Give only the number of lines in the records that include the string "Papertrans".

* Begin SUPPLIED ENTRIES *

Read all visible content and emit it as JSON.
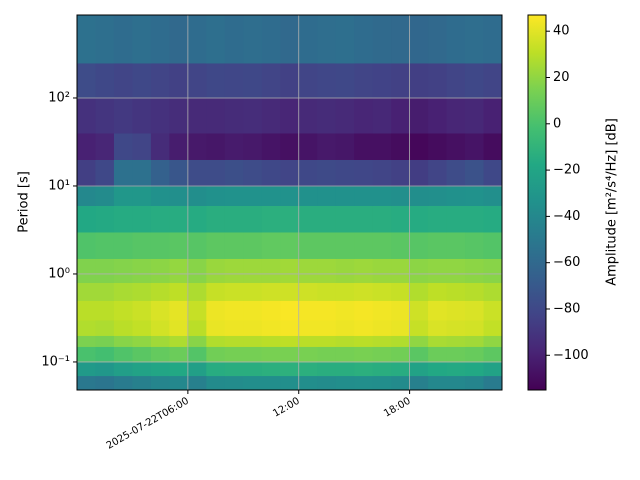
{
  "chart_data": {
    "type": "heatmap",
    "ylabel": "Period [s]",
    "colorbar_label": "Amplitude [m²/s⁴/Hz] [dB]",
    "colormap": "viridis",
    "log_y": true,
    "grid": true,
    "xlim": [
      0,
      23
    ],
    "xticks": [
      {
        "value": 6,
        "label": "2025-07-22T06:00"
      },
      {
        "value": 12,
        "label": "12:00"
      },
      {
        "value": 18,
        "label": "18:00"
      }
    ],
    "ylim": [
      0.048,
      877
    ],
    "yticks": [
      {
        "value": 0.1,
        "label": "10⁻¹"
      },
      {
        "value": 1,
        "label": "10⁰"
      },
      {
        "value": 10,
        "label": "10¹"
      },
      {
        "value": 100,
        "label": "10²"
      }
    ],
    "clim": [
      -115,
      47
    ],
    "cticks": [
      {
        "value": -100,
        "label": "−100"
      },
      {
        "value": -80,
        "label": "−80"
      },
      {
        "value": -60,
        "label": "−60"
      },
      {
        "value": -40,
        "label": "−40"
      },
      {
        "value": -20,
        "label": "−20"
      },
      0,
      20,
      40
    ],
    "x_bins": [
      0,
      1,
      2,
      3,
      4,
      5,
      6,
      7,
      8,
      9,
      10,
      11,
      12,
      13,
      14,
      15,
      16,
      17,
      18,
      19,
      20,
      21,
      22,
      23
    ],
    "y_bins": [
      0.048,
      0.07,
      0.1,
      0.15,
      0.2,
      0.3,
      0.5,
      0.8,
      1.5,
      3,
      6,
      10,
      20,
      40,
      100,
      250,
      877
    ],
    "values": [
      [
        -50,
        -52,
        -48,
        -45,
        -42,
        -40,
        -45,
        -38,
        -37,
        -36,
        -36,
        -35,
        -36,
        -37,
        -36,
        -35,
        -36,
        -38,
        -45,
        -40,
        -40,
        -42,
        -48
      ],
      [
        -28,
        -30,
        -25,
        -22,
        -20,
        -18,
        -24,
        -15,
        -14,
        -14,
        -13,
        -12,
        -13,
        -14,
        -14,
        -13,
        -14,
        -15,
        -22,
        -18,
        -17,
        -18,
        -22
      ],
      [
        0,
        -2,
        2,
        5,
        8,
        10,
        3,
        12,
        13,
        13,
        14,
        14,
        14,
        13,
        13,
        14,
        13,
        12,
        5,
        10,
        10,
        9,
        6
      ],
      [
        15,
        14,
        18,
        20,
        24,
        27,
        18,
        28,
        29,
        29,
        30,
        31,
        30,
        30,
        29,
        30,
        29,
        28,
        20,
        26,
        25,
        24,
        20
      ],
      [
        28,
        27,
        30,
        32,
        36,
        40,
        30,
        42,
        43,
        43,
        44,
        45,
        44,
        44,
        43,
        44,
        43,
        42,
        33,
        38,
        37,
        36,
        32
      ],
      [
        30,
        30,
        32,
        34,
        38,
        41,
        33,
        43,
        44,
        44,
        45,
        46,
        45,
        45,
        44,
        45,
        44,
        43,
        35,
        40,
        39,
        38,
        34
      ],
      [
        24,
        24,
        26,
        27,
        29,
        31,
        27,
        33,
        34,
        34,
        35,
        35,
        35,
        34,
        34,
        35,
        34,
        33,
        28,
        31,
        30,
        29,
        27
      ],
      [
        16,
        16,
        17,
        18,
        19,
        21,
        18,
        22,
        23,
        23,
        23,
        24,
        23,
        23,
        22,
        23,
        22,
        22,
        19,
        20,
        20,
        19,
        18
      ],
      [
        2,
        3,
        3,
        4,
        4,
        5,
        4,
        6,
        6,
        6,
        7,
        7,
        6,
        6,
        6,
        6,
        6,
        5,
        4,
        5,
        5,
        4,
        3
      ],
      [
        -18,
        -17,
        -16,
        -16,
        -15,
        -15,
        -16,
        -14,
        -14,
        -14,
        -13,
        -13,
        -14,
        -14,
        -14,
        -14,
        -14,
        -15,
        -16,
        -15,
        -15,
        -15,
        -16
      ],
      [
        -40,
        -38,
        -30,
        -30,
        -34,
        -35,
        -36,
        -34,
        -33,
        -33,
        -33,
        -33,
        -34,
        -34,
        -34,
        -34,
        -34,
        -35,
        -36,
        -35,
        -34,
        -33,
        -35
      ],
      [
        -85,
        -80,
        -55,
        -55,
        -65,
        -72,
        -78,
        -78,
        -76,
        -78,
        -80,
        -82,
        -80,
        -79,
        -80,
        -81,
        -82,
        -84,
        -86,
        -82,
        -78,
        -74,
        -80
      ],
      [
        -100,
        -98,
        -80,
        -82,
        -95,
        -102,
        -104,
        -105,
        -103,
        -104,
        -106,
        -108,
        -106,
        -104,
        -105,
        -108,
        -108,
        -110,
        -112,
        -110,
        -108,
        -106,
        -110
      ],
      [
        -92,
        -90,
        -88,
        -90,
        -92,
        -94,
        -96,
        -96,
        -95,
        -94,
        -96,
        -98,
        -96,
        -95,
        -96,
        -98,
        -97,
        -100,
        -102,
        -100,
        -98,
        -97,
        -100
      ],
      [
        -78,
        -80,
        -82,
        -80,
        -82,
        -84,
        -82,
        -80,
        -81,
        -80,
        -82,
        -84,
        -82,
        -81,
        -80,
        -82,
        -83,
        -84,
        -85,
        -84,
        -82,
        -80,
        -82
      ],
      [
        -55,
        -56,
        -58,
        -56,
        -58,
        -60,
        -58,
        -56,
        -58,
        -57,
        -58,
        -60,
        -58,
        -57,
        -56,
        -58,
        -59,
        -60,
        -61,
        -60,
        -58,
        -57,
        -58
      ]
    ]
  }
}
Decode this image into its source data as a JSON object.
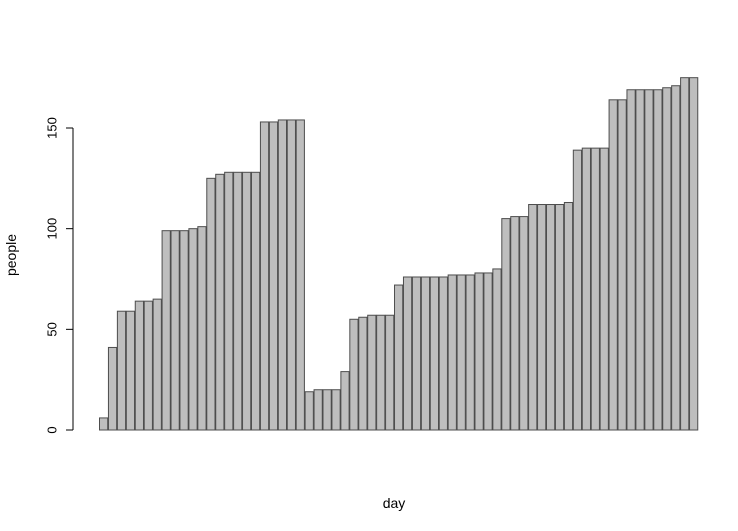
{
  "chart_data": {
    "type": "bar",
    "title": "",
    "xlabel": "day",
    "ylabel": "people",
    "ylim": [
      0,
      180
    ],
    "yticks": [
      0,
      50,
      100,
      150
    ],
    "grid": false,
    "legend": "none",
    "bar_fill": "#bebebe",
    "bar_stroke": "#4d4d4d",
    "values": [
      6,
      41,
      59,
      59,
      64,
      64,
      65,
      99,
      99,
      99,
      100,
      101,
      125,
      127,
      128,
      128,
      128,
      128,
      153,
      153,
      154,
      154,
      154,
      19,
      20,
      20,
      20,
      29,
      55,
      56,
      57,
      57,
      57,
      72,
      76,
      76,
      76,
      76,
      76,
      77,
      77,
      77,
      78,
      78,
      80,
      105,
      106,
      106,
      112,
      112,
      112,
      112,
      113,
      139,
      140,
      140,
      140,
      164,
      164,
      169,
      169,
      169,
      169,
      170,
      171,
      175,
      175
    ]
  }
}
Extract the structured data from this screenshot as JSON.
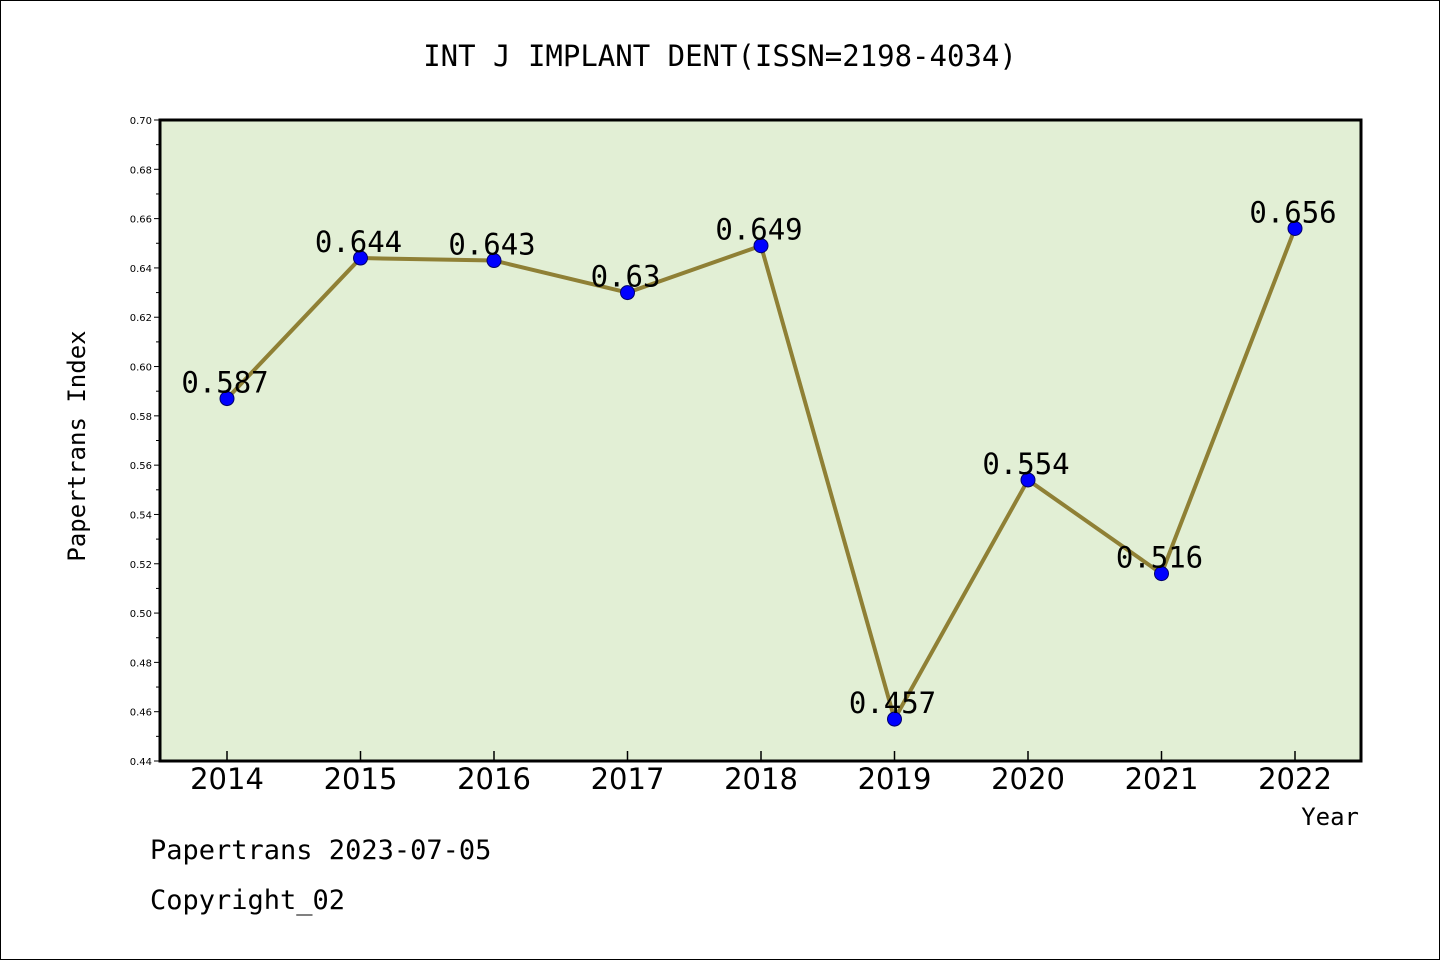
{
  "chart_data": {
    "type": "line",
    "title": "INT J IMPLANT DENT(ISSN=2198-4034)",
    "xlabel": "Year",
    "ylabel": "Papertrans Index",
    "categories": [
      "2014",
      "2015",
      "2016",
      "2017",
      "2018",
      "2019",
      "2020",
      "2021",
      "2022"
    ],
    "series": [
      {
        "values": [
          0.587,
          0.644,
          0.643,
          0.63,
          0.649,
          0.457,
          0.554,
          0.516,
          0.656
        ]
      }
    ],
    "data_labels": [
      "0.587",
      "0.644",
      "0.643",
      "0.63",
      "0.649",
      "0.457",
      "0.554",
      "0.516",
      "0.656"
    ],
    "ylim": [
      0.44,
      0.7
    ],
    "yticks": [
      "0.44",
      "0.46",
      "0.48",
      "0.50",
      "0.52",
      "0.54",
      "0.56",
      "0.58",
      "0.60",
      "0.62",
      "0.64",
      "0.66",
      "0.68",
      "0.70"
    ],
    "grid": false,
    "colors": {
      "plot_background": "#e2efd5",
      "line": "#8f8035",
      "marker": "#0000ff"
    }
  },
  "footer": {
    "line1": "Papertrans 2023-07-05",
    "line2": "Copyright_02"
  }
}
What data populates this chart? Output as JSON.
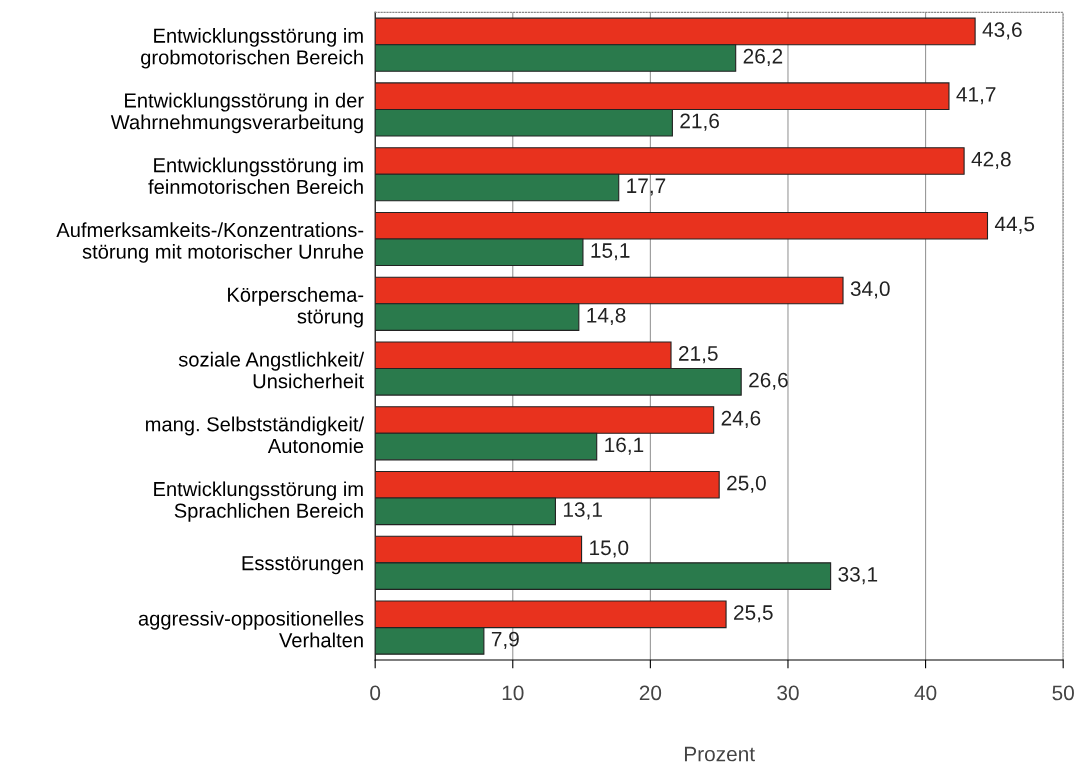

* End SUPPLIED ENTRIES *

FULL RESPONSE = 2